EXTRACTED RECORDS:
+ + + +

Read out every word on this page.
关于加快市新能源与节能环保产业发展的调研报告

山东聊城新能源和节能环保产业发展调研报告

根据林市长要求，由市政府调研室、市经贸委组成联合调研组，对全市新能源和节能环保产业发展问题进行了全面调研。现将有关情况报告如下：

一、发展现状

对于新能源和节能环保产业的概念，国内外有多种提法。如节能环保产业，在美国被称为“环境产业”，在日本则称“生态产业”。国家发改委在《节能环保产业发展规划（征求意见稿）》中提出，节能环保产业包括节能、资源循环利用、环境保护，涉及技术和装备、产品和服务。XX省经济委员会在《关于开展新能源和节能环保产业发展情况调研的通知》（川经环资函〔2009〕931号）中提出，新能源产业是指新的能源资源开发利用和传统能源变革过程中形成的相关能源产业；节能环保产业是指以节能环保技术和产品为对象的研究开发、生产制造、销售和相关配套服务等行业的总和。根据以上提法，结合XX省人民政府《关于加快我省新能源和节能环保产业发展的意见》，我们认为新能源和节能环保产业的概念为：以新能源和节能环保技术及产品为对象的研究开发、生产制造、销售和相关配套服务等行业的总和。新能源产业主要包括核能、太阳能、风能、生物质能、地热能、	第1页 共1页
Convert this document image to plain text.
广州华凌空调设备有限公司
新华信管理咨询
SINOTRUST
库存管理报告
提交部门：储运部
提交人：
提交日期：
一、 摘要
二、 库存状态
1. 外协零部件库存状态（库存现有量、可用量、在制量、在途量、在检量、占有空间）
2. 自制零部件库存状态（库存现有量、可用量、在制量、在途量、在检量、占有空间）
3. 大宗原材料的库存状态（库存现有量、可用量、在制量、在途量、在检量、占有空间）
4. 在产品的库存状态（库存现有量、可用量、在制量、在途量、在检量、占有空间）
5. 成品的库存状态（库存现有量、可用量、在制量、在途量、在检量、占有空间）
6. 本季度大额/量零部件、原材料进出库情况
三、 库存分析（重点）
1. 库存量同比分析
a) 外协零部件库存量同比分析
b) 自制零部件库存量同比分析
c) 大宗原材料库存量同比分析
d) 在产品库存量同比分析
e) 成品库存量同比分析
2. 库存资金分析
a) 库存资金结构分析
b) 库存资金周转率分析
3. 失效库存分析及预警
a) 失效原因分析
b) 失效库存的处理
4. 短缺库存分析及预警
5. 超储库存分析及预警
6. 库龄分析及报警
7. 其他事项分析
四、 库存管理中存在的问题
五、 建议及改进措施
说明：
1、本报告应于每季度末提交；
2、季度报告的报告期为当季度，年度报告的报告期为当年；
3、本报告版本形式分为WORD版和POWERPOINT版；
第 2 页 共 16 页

+ + + +

TO DO:
Print the material above once more, exactly.

SOLUTION TO THE EXERCISE:
Read out every word on this page.
关于加快市新能源与节能环保产业发展的调研报告

山东聊城新能源和节能环保产业发展调研报告

根据林市长要求，由市政府调研室、市经贸委组成联合调研组，对全市新能源和节能环保产业发展问题进行了全面调研。现将有关情况报告如下：

一、发展现状

对于新能源和节能环保产业的概念，国内外有多种提法。如节能环保产业，在美国被称为“环境产业”，在日本则称“生态产业”。国家发改委在《节能环保产业发展规划（征求意见稿）》中提出，节能环保产业包括节能、资源循环利用、环境保护，涉及技术和装备、产品和服务。XX省经济委员会在《关于开展新能源和节能环保产业发展情况调研的通知》（川经环资函〔2009〕931号）中提出，新能源产业是指新的能源资源开发利用和传统能源变革过程中形成的相关能源产业；节能环保产业是指以节能环保技术和产品为对象的研究开发、生产制造、销售和相关配套服务等行业的总和。根据以上提法，结合XX省人民政府《关于加快我省新能源和节能环保产业发展的意见》，我们认为新能源和节能环保产业的概念为：以新能源和节能环保技术及产品为对象的研究开发、生产制造、销售和相关配套服务等行业的总和。新能源产业主要包括核能、太阳能、风能、生物质能、地热能、	第1页 共1页
Convert this document image to plain text.
广州华凌空调设备有限公司
新华信管理咨询
SINOTRUST
库存管理报告
提交部门：储运部
提交人：
提交日期：
一、 摘要
二、 库存状态
1. 外协零部件库存状态（库存现有量、可用量、在制量、在途量、在检量、占有空间）
2. 自制零部件库存状态（库存现有量、可用量、在制量、在途量、在检量、占有空间）
3. 大宗原材料的库存状态（库存现有量、可用量、在制量、在途量、在检量、占有空间）
4. 在产品的库存状态（库存现有量、可用量、在制量、在途量、在检量、占有空间）
5. 成品的库存状态（库存现有量、可用量、在制量、在途量、在检量、占有空间）
6. 本季度大额/量零部件、原材料进出库情况
三、 库存分析（重点）
1. 库存量同比分析
a) 外协零部件库存量同比分析
b) 自制零部件库存量同比分析
c) 大宗原材料库存量同比分析
d) 在产品库存量同比分析
e) 成品库存量同比分析
2. 库存资金分析
a) 库存资金结构分析
b) 库存资金周转率分析
3. 失效库存分析及预警
a) 失效原因分析
b) 失效库存的处理
4. 短缺库存分析及预警
5. 超储库存分析及预警
6. 库龄分析及报警
7. 其他事项分析
四、 库存管理中存在的问题
五、 建议及改进措施
说明：
1、本报告应于每季度末提交；
2、季度报告的报告期为当季度，年度报告的报告期为当年；
3、本报告版本形式分为WORD版和POWERPOINT版；
第 2 页 共 16 页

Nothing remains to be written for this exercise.